> Challenge:
Write out exactly the lines running from the one that contains "Type out the text in this image." through the end of the material.

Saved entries
►
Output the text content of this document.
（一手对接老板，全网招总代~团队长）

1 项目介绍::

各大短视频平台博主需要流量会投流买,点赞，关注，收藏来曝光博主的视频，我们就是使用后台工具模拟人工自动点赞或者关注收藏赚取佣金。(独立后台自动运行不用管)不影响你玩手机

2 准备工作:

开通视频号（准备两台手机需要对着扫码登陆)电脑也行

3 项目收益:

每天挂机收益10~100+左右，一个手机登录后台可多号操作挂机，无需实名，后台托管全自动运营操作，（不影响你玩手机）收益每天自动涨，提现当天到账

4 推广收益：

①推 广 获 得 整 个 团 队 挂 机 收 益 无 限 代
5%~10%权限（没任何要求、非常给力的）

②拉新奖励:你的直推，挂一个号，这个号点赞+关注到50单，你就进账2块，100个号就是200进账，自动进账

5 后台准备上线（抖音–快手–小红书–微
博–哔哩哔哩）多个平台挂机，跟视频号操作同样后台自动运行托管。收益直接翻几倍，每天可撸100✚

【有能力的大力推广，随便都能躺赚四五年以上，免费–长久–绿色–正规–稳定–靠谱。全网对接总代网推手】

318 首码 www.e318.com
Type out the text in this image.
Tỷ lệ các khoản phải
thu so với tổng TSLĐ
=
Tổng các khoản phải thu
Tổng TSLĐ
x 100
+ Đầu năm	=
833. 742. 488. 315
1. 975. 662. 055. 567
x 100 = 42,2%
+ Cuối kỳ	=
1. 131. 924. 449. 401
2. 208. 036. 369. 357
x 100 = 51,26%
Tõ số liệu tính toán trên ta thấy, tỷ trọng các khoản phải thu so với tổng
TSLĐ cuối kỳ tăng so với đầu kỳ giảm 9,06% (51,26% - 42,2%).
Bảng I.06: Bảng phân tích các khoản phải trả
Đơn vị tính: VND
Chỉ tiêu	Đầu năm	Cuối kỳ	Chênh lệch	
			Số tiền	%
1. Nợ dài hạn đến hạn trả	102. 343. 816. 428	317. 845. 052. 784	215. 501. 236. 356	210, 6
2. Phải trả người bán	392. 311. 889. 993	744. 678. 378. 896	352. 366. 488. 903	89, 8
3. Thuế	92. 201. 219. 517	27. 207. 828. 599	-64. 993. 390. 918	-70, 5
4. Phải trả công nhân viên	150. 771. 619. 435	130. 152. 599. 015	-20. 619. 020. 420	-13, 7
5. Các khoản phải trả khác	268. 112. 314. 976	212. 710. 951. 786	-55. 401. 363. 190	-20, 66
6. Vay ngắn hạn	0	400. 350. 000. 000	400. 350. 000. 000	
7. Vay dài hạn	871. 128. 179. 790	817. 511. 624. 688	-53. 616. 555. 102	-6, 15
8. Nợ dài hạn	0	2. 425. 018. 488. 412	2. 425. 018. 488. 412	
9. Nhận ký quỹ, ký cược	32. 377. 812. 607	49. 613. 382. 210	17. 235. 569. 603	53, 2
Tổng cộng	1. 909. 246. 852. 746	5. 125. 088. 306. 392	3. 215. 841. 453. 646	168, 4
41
◄
> The reply:
Type out the text in this image.
Tỷ lệ các khoản phải
thu so với tổng TSLĐ
=
Tổng các khoản phải thu
Tổng TSLĐ
x 100
+ Đầu năm	=
833. 742. 488. 315
1. 975. 662. 055. 567
x 100 = 42,2%
+ Cuối kỳ	=
1. 131. 924. 449. 401
2. 208. 036. 369. 357
x 100 = 51,26%
Tõ số liệu tính toán trên ta thấy, tỷ trọng các khoản phải thu so với tổng
TSLĐ cuối kỳ tăng so với đầu kỳ giảm 9,06% (51,26% - 42,2%).
Bảng I.06: Bảng phân tích các khoản phải trả
Đơn vị tính: VND
Chỉ tiêu	Đầu năm	Cuối kỳ	Chênh lệch	
			Số tiền	%
1. Nợ dài hạn đến hạn trả	102. 343. 816. 428	317. 845. 052. 784	215. 501. 236. 356	210, 6
2. Phải trả người bán	392. 311. 889. 993	744. 678. 378. 896	352. 366. 488. 903	89, 8
3. Thuế	92. 201. 219. 517	27. 207. 828. 599	-64. 993. 390. 918	-70, 5
4. Phải trả công nhân viên	150. 771. 619. 435	130. 152. 599. 015	-20. 619. 020. 420	-13, 7
5. Các khoản phải trả khác	268. 112. 314. 976	212. 710. 951. 786	-55. 401. 363. 190	-20, 66
6. Vay ngắn hạn	0	400. 350. 000. 000	400. 350. 000. 000	
7. Vay dài hạn	871. 128. 179. 790	817. 511. 624. 688	-53. 616. 555. 102	-6, 15
8. Nợ dài hạn	0	2. 425. 018. 488. 412	2. 425. 018. 488. 412	
9. Nhận ký quỹ, ký cược	32. 377. 812. 607	49. 613. 382. 210	17. 235. 569. 603	53, 2
Tổng cộng	1. 909. 246. 852. 746	5. 125. 088. 306. 392	3. 215. 841. 453. 646	168, 4
41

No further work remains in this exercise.